Exercise details:
The records below are split into lines. How many of those lines contain the string "的二次转换"? Reply with the number only.

Exercise data:
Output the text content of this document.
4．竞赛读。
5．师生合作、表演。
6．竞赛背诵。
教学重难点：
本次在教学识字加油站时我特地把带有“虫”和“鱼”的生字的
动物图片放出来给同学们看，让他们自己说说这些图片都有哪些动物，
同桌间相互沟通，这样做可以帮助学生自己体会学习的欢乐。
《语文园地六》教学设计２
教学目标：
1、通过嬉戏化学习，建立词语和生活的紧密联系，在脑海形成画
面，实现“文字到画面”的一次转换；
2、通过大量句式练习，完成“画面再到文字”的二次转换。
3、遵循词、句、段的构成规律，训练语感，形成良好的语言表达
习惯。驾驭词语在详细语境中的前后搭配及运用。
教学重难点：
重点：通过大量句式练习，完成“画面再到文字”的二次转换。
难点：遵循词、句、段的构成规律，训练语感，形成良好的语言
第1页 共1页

Expected answer:
2